What you should do:
Find every line in the records below that holds the word "data" and copy it.

** start Exercise material **

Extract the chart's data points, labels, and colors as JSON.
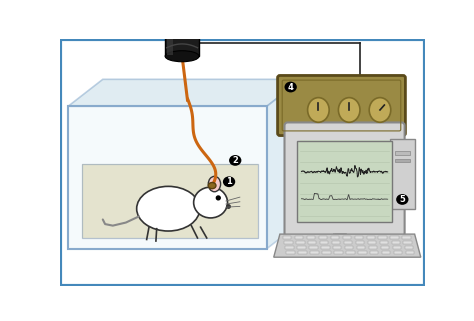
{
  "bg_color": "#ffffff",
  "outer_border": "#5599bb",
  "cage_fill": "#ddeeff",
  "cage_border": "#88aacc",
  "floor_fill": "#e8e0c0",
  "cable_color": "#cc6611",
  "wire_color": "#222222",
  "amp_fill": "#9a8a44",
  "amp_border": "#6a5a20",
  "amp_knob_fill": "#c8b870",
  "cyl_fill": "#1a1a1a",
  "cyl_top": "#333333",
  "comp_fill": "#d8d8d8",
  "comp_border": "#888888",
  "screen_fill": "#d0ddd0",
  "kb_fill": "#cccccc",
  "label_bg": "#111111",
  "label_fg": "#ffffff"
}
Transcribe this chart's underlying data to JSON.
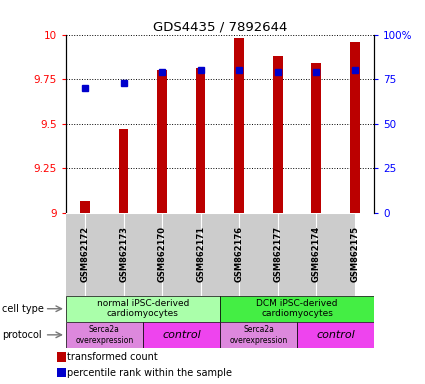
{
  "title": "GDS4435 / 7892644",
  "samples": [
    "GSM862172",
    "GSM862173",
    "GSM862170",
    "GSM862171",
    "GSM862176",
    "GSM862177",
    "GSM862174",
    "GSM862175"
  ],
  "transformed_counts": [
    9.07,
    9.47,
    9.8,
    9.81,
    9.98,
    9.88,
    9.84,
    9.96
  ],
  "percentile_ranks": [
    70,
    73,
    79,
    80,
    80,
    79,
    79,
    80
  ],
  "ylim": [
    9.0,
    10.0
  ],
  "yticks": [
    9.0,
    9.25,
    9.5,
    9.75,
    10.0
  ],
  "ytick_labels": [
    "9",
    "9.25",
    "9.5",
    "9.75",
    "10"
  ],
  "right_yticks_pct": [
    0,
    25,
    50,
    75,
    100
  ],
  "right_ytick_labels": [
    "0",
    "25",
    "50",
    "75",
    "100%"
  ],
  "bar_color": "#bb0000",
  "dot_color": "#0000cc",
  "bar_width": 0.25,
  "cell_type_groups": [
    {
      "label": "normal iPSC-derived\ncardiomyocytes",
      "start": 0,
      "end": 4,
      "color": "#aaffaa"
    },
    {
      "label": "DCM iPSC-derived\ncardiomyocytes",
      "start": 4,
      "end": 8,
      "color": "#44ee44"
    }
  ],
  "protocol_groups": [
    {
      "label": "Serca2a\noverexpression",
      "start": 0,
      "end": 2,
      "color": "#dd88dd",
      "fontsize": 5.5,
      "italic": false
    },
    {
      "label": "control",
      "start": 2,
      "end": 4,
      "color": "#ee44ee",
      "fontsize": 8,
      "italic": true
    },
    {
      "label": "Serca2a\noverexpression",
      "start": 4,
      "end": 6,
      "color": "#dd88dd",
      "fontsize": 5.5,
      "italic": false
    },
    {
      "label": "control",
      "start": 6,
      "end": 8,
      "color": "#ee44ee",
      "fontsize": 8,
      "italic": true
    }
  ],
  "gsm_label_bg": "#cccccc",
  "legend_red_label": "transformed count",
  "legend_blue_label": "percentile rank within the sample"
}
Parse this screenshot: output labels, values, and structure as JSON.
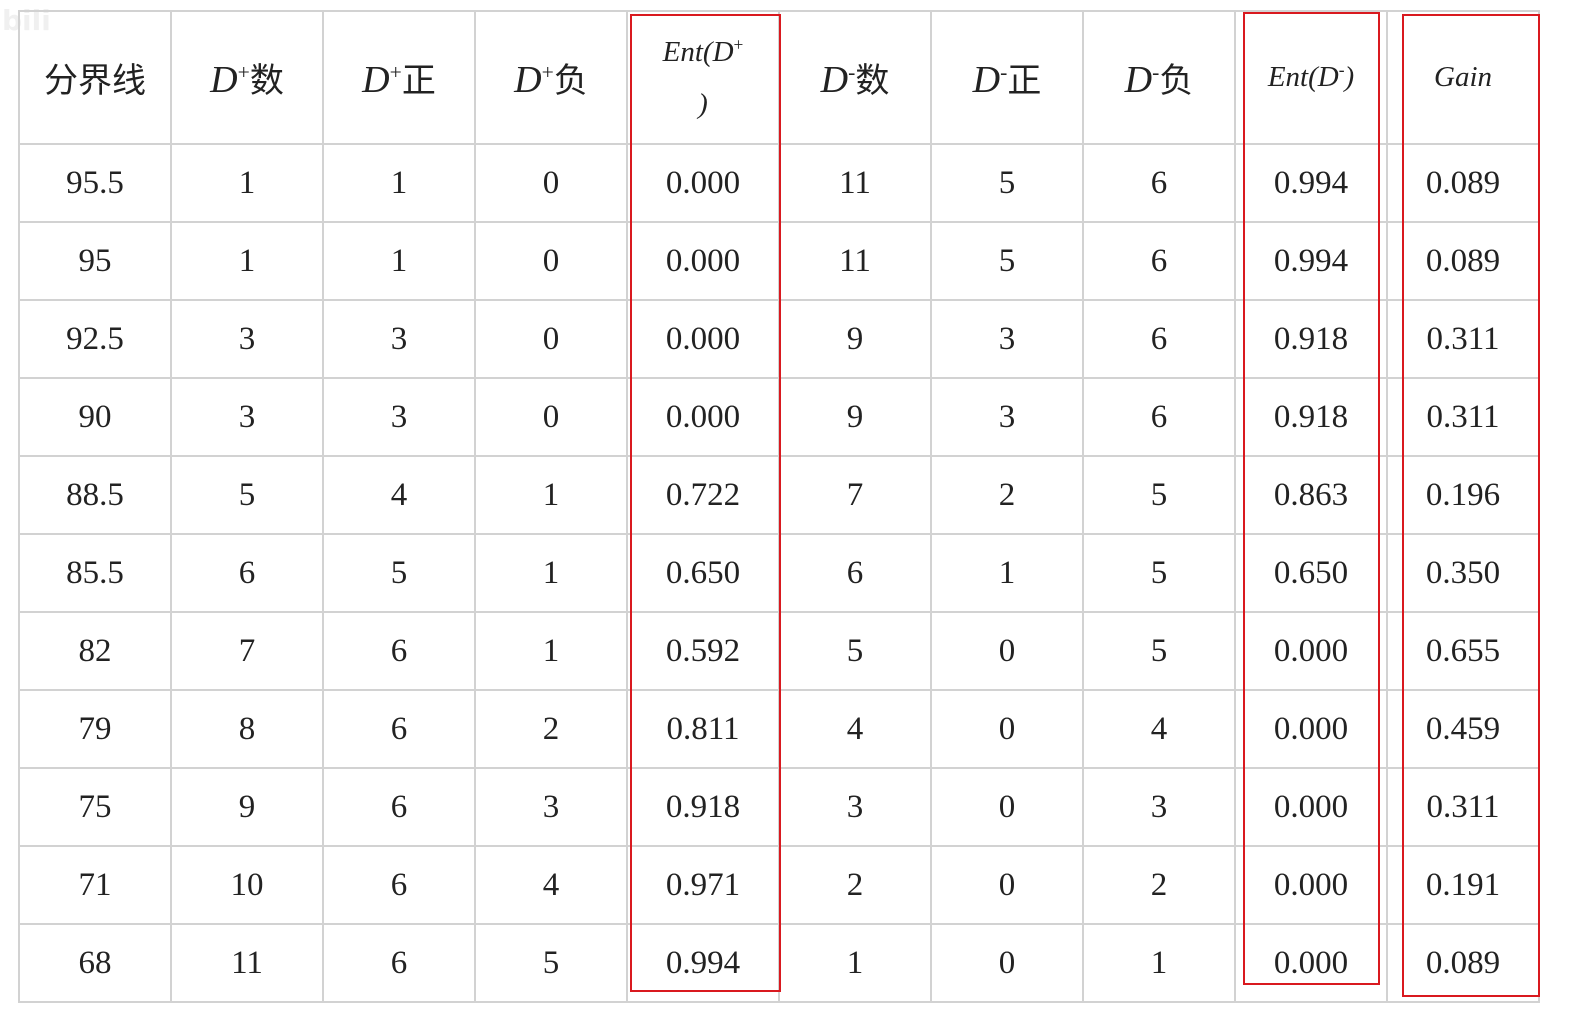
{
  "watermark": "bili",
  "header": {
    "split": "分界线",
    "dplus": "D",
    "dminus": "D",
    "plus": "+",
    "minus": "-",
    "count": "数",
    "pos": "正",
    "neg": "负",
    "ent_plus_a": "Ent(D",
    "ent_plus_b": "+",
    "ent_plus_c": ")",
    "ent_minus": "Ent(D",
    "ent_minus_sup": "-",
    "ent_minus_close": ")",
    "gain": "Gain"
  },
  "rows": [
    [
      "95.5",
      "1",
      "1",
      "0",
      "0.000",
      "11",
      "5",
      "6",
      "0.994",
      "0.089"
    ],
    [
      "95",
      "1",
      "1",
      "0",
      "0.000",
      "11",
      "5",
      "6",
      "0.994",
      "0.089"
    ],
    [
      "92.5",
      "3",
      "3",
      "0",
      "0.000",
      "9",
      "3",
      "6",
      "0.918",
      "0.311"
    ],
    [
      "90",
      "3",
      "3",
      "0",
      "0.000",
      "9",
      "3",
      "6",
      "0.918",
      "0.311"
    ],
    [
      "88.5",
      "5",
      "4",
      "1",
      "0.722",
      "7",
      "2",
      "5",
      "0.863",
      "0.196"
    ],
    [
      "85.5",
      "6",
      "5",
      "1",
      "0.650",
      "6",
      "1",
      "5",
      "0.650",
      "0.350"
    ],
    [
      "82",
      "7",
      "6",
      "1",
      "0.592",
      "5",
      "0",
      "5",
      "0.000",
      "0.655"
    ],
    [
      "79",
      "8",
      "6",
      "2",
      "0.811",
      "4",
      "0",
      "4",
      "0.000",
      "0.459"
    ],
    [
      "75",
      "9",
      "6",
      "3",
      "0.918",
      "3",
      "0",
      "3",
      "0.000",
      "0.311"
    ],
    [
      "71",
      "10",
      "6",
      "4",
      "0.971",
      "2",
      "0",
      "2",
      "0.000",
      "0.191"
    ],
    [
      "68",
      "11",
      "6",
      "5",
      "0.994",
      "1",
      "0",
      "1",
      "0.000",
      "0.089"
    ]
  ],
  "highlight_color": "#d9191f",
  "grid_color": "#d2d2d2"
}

** end Exercise material **

Result:
Extract the chart's data points, labels, and colors as JSON.
Transcribe this chart's underlying data to JSON.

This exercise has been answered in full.